======== EXERCISE INPUT
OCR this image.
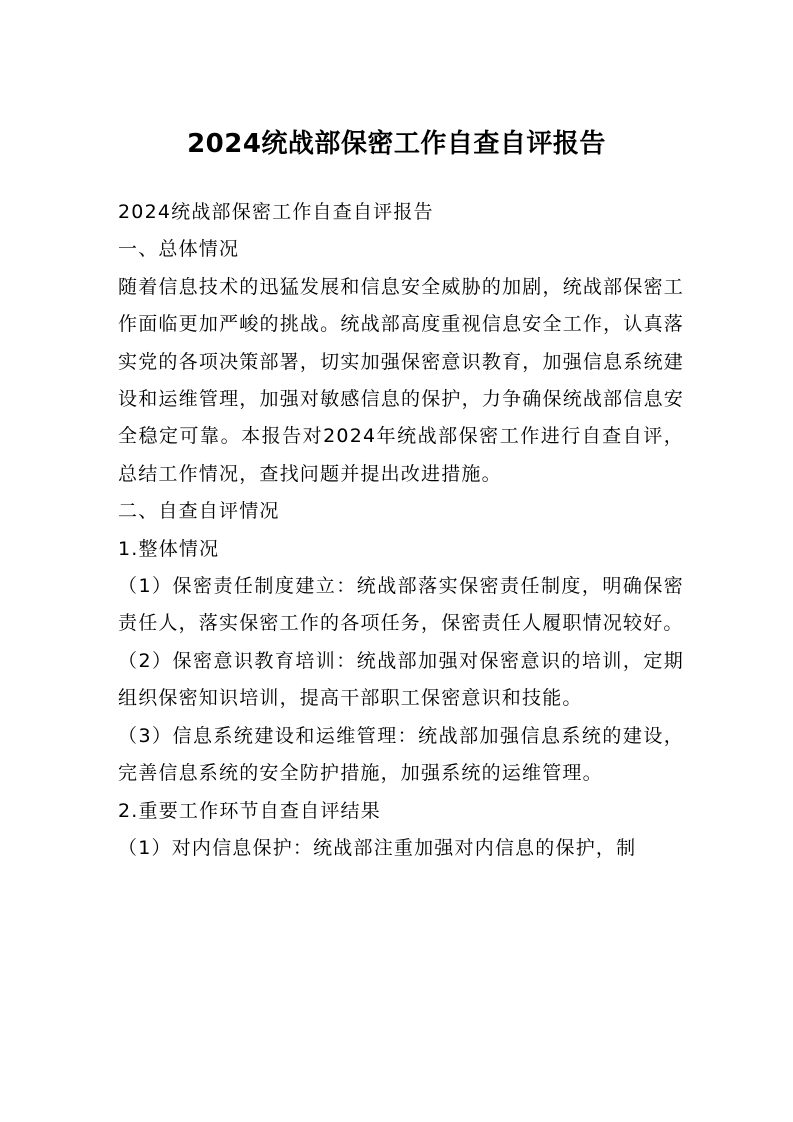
2024统战部保密工作自查自评报告

2024统战部保密工作自查自评报告

一、总体情况

随着信息技术的迅猛发展和信息安全威胁的加剧，统战部保密工作面临更加严峻的挑战。统战部高度重视信息安全工作，认真落实党的各项决策部署，切实加强保密意识教育，加强信息系统建设和运维管理，加强对敏感信息的保护，力争确保统战部信息安全稳定可靠。本报告对2024年统战部保密工作进行自查自评，总结工作情况，查找问题并提出改进措施。

二、自查自评情况

1.整体情况

（1）保密责任制度建立：统战部落实保密责任制度，明确保密责任人，落实保密工作的各项任务，保密责任人履职情况较好。

（2）保密意识教育培训：统战部加强对保密意识的培训，定期组织保密知识培训，提高干部职工保密意识和技能。

（3）信息系统建设和运维管理：统战部加强信息系统的建设，完善信息系统的安全防护措施，加强系统的运维管理。

2.重要工作环节自查自评结果

（1）对内信息保护：统战部注重加强对内信息的保护，制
================
- _WHAT TO WORK ON_
Write out the listing above exactly as it stands, pictures excluded.

- _REPLY_
OCR this image.
2024统战部保密工作自查自评报告

2024统战部保密工作自查自评报告

一、总体情况

随着信息技术的迅猛发展和信息安全威胁的加剧，统战部保密工作面临更加严峻的挑战。统战部高度重视信息安全工作，认真落实党的各项决策部署，切实加强保密意识教育，加强信息系统建设和运维管理，加强对敏感信息的保护，力争确保统战部信息安全稳定可靠。本报告对2024年统战部保密工作进行自查自评，总结工作情况，查找问题并提出改进措施。

二、自查自评情况

1.整体情况

（1）保密责任制度建立：统战部落实保密责任制度，明确保密责任人，落实保密工作的各项任务，保密责任人履职情况较好。

（2）保密意识教育培训：统战部加强对保密意识的培训，定期组织保密知识培训，提高干部职工保密意识和技能。

（3）信息系统建设和运维管理：统战部加强信息系统的建设，完善信息系统的安全防护措施，加强系统的运维管理。

2.重要工作环节自查自评结果

（1）对内信息保护：统战部注重加强对内信息的保护，制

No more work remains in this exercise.